→ **DOCUMENT EXCERPT**:
::::

September 28, 2012 (Phoenix, Arizona) — A multimodal, integrative medicine approach to patients with chronic pain referred for implantation of a spinal cord stimulator shows efficacy in decreasing pain to such an extent that patients could forgo the implantation, according to research presented here at the American Academy of Pain Management (AAPM) 23rd Annual Clinical Meeting.
Spinal cord stimulator implantation, usually provided as a last resort for chronic back pain when all other treatment modalities have failed, is considered successful only if a patient has at least a 50% reduction in pain. In addition, the procedure is not cheap, costing on average about $46,000, whereas an integrative approach of various alternative interventions costs approximately $9600, according to lead author Lance Luria, MD, vice president and medical director of Mercy Health and Wellness and executive director of Mercy Integrative Medicine in Springfield, Missouri.
In the study presented here, Dr. Luria and his colleagues evaluated 31 patients with chronic back pain who had been referred to receive spinal cord stimulator implantation as part of a trial.
The integrative therapy they were offered consisted of various interventions, including manual therapies, mind-body therapies, acupuncture, nutrition counseling, and psychology services.
The average length of treatment was 3.4 months, and at a 12-month follow-up, Dr. Luria and his team found that 29 (89%) of participants had not had a spinal cord stimulator placed.
Although the average initial Visual Analogue Scale (VAS) score for pain was 7.35, the rate had dropped to as low as 1.710 by discharge. The mean (± standard deviation) decrease in VAS pain score among the patients was 5.64 ± 2.26 points (P < .001).
"Given these results, it appears that an integrative medicine intervention may be a useful alternative," the authors write. "These treatments were much lower than the charges for spinal cord stimulator [SCS] implantation and SCS implantation is not without significant medical risk."
Discussing his integrative care model at Mercy Integrative Medicine, Dr. Luria noted that the key to success is that integrative care members work together as a team, which includes physician-led weekly team meetings.
"In the final analysis, I'm the physician, so I call the shots, but the alignment of incentives and key, and all team members are subordinate to an outcome-driven goal," he told Medscape Medical News.
He noted the importance of remembering an 80%/20% rule of thumb, meaning that integrative care may not be the answer for 100% of patients, but 80% can often be helped. Dr. Luria warned, however, that clinicians need to carefully consider the realistic progress patients are making.
His team is a mix of independent contractors, including massage therapists and acupuncturists, as well as staff nutritionists and other specialists. Dr. Luria added that the health system pays for such staff because the investment is rewarded with benefits — and savings.
"The employees are paid by the health system because we save them a lot," he said. "And they don't micromanage us either, because our results are so good they leave us alone."
Time of the Essence
According to orthopedic surgeon Peter Moskovitz, MD, integrative care programs can be highly beneficial, but time can be of the essence in terms of their success.
"There are a number of studies that document that Luria's type of treatment protocol is effective for a significant number of motivated patients," said Dr. Moskovitz, a clinical professor of orthopaedic and neurologic surgery at the George Washington University, Washington, DC.

::::

Please continue the news report on integrative care for patients referred for spinal cord stimulators, picking up after Dr. Moskovitz's remark.

::::

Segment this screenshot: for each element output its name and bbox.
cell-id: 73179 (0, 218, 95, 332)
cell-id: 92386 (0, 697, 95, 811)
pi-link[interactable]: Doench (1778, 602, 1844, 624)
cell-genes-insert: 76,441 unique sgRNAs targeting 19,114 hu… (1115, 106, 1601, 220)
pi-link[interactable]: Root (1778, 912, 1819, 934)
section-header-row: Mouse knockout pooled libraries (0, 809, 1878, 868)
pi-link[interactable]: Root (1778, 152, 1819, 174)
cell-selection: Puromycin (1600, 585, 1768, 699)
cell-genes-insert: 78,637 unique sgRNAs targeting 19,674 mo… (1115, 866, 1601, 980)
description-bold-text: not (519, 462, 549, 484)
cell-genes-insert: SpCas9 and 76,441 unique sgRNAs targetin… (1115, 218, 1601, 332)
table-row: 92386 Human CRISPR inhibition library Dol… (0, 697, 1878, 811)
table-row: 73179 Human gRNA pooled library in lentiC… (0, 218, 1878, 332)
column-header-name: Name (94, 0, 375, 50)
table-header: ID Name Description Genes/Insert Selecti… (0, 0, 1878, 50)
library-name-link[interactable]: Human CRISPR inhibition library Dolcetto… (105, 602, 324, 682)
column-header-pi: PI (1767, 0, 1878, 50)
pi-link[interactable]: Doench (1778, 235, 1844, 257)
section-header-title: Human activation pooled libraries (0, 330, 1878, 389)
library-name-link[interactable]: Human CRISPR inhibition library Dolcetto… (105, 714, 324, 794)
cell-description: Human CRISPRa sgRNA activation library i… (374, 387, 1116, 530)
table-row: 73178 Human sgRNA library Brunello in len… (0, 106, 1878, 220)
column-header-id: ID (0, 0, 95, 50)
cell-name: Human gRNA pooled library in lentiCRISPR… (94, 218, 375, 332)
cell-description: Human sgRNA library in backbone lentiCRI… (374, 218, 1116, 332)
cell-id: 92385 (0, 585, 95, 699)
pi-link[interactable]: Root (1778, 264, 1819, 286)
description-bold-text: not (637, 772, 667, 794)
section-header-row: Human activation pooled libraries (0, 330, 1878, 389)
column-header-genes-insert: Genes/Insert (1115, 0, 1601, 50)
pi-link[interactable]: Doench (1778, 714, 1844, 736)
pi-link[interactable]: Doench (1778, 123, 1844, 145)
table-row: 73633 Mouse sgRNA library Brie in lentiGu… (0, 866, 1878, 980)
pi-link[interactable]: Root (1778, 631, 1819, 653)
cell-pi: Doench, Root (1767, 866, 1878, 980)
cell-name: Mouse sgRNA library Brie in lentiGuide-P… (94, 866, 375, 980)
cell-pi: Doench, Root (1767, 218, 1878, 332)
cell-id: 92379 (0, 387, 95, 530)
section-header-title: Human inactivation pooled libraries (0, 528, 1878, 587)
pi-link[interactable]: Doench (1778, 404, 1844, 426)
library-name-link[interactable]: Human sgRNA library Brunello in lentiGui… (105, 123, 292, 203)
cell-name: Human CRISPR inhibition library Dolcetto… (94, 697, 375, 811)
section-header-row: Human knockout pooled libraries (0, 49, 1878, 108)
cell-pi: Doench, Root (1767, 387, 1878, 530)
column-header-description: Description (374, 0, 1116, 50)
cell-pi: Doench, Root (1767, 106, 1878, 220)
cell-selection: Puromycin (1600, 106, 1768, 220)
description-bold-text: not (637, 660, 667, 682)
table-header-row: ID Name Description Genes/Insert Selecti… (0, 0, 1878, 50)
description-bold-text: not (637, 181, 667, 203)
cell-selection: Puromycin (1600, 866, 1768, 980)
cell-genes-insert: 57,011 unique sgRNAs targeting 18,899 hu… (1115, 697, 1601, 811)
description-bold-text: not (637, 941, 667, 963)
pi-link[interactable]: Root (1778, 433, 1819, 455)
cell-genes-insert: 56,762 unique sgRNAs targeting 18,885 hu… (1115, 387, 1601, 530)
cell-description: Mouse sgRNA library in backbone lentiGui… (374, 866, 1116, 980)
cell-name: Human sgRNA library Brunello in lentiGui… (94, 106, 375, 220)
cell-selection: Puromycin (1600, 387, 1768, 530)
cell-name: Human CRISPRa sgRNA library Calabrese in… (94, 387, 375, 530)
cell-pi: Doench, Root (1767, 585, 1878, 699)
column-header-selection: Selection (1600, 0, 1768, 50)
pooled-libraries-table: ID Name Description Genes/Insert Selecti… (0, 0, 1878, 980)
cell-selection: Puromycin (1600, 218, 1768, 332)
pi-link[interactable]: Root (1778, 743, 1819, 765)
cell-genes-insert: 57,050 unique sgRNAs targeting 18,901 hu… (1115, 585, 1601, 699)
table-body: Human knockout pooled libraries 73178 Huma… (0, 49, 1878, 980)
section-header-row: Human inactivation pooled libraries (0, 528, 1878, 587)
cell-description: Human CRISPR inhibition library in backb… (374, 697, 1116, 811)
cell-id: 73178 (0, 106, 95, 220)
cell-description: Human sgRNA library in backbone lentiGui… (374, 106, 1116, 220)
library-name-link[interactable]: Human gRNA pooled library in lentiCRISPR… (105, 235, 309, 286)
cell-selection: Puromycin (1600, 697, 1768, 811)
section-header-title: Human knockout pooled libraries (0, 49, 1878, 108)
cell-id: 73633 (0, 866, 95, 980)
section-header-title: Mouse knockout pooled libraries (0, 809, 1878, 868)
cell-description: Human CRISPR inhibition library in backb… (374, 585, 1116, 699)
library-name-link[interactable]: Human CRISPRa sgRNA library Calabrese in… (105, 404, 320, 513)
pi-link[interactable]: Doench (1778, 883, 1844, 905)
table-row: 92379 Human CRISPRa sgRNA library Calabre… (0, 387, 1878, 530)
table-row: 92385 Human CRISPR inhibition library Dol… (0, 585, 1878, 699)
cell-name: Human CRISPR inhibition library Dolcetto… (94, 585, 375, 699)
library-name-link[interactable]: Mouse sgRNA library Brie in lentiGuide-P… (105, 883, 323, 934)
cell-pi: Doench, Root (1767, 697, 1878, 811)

::::

→ **OUTPUT**:
"Usually such programs screen their patients and some will not enroll at the outset," he pointed out. The inclusion of such patients may have led to different results in the research, he suggested.
"The problem with this study is that it is uncontrolled and when patients qualify for an intervention and then wait, a significant number will decline the intervention," he noted.
Strong leadership is also crucial to the programs' success, Dr. Moskovitz said. "Such programs are highly dependent on the practitioner and Luria is one of the best," he said. "His results will probably be very difficult to replicate by the average practitioner or therapist."
Pain specialist R. Norman Harden, MD, suggested, however, that the average practitioner often fails to even give such integrative approaches a fighting chance.
"Yes, they may have tried a very few integrative/nondrug/noninterventional options, but almost never the standard of care rehabilitation centered programs," said Dr. Harden, director of the Rehabilitation Institute of Chicago's Center for Pain Studies and the Addison Chair in Pain Studies at Northwestern University in Chicago, Illinois.
"Interventionalists usually aren't trained to entertain these effective treatments, rarely know anything about them, can't assess if they have been appropriately performed, and thus inappropriately conclude the pain to be 'intractable'," he said.
Clinicians may feel obliged to turn to spinal cord stimulation when patients have failed to respond to an "extremely limited and naive idea of what constitutes standard of care," Dr. Harden said, adding that "An interdisciplinary approach is hard, labor intensive, time consuming, and not profitable, and practitioners often won't even consider the effective integrative/holistic/interdisciplinary approach."
Patients are instead automatically referred for the far more expensive spinal cord stimulator approach, of which Dr. Harden is not exactly a fan: "I am extremely dismayed by the fact that spinal cord stimulators have been in use for 25 years without definitive studies proving that they work."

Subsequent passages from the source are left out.